## Requirement
Retype each line exactly. Skip images.

(Stored data)
—————
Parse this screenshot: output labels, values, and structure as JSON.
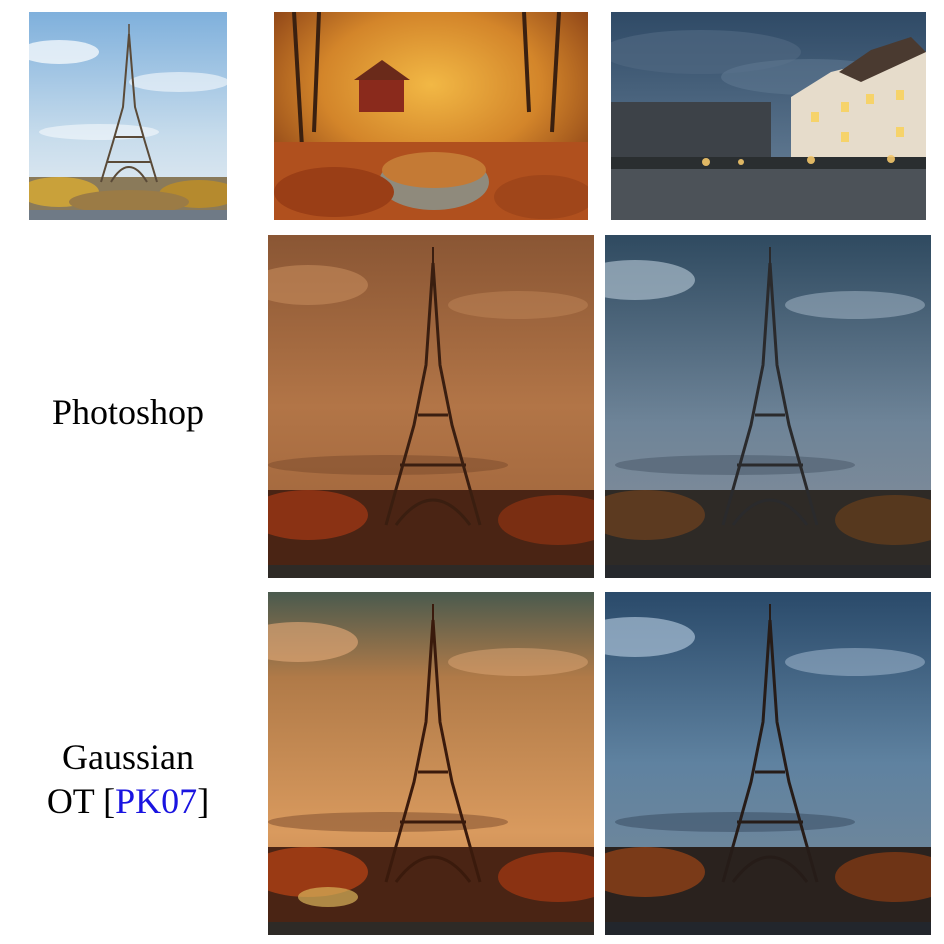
{
  "labels": {
    "photoshop": "Photoshop",
    "gaussian_line1": "Gaussian",
    "gaussian_ot": "OT",
    "gaussian_bracket_open": "[",
    "gaussian_cite": "PK07",
    "gaussian_bracket_close": "]"
  },
  "colors": {
    "citation": "#1a14e0",
    "autumn_tint": "#c97a3c",
    "dusk_tint": "#3f5f7a",
    "sky_day": "#a9c8e4"
  }
}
—————
## Task solution
Parse this screenshot: output labels, values, and structure as JSON.
{
  "labels": {
    "photoshop": "Photoshop",
    "gaussian_line1": "Gaussian",
    "gaussian_ot": "OT",
    "gaussian_bracket_open": "[",
    "gaussian_cite": "PK07",
    "gaussian_bracket_close": "]"
  },
  "colors": {
    "citation": "#1a14e0",
    "autumn_tint": "#c97a3c",
    "dusk_tint": "#3f5f7a",
    "sky_day": "#a9c8e4"
  }
}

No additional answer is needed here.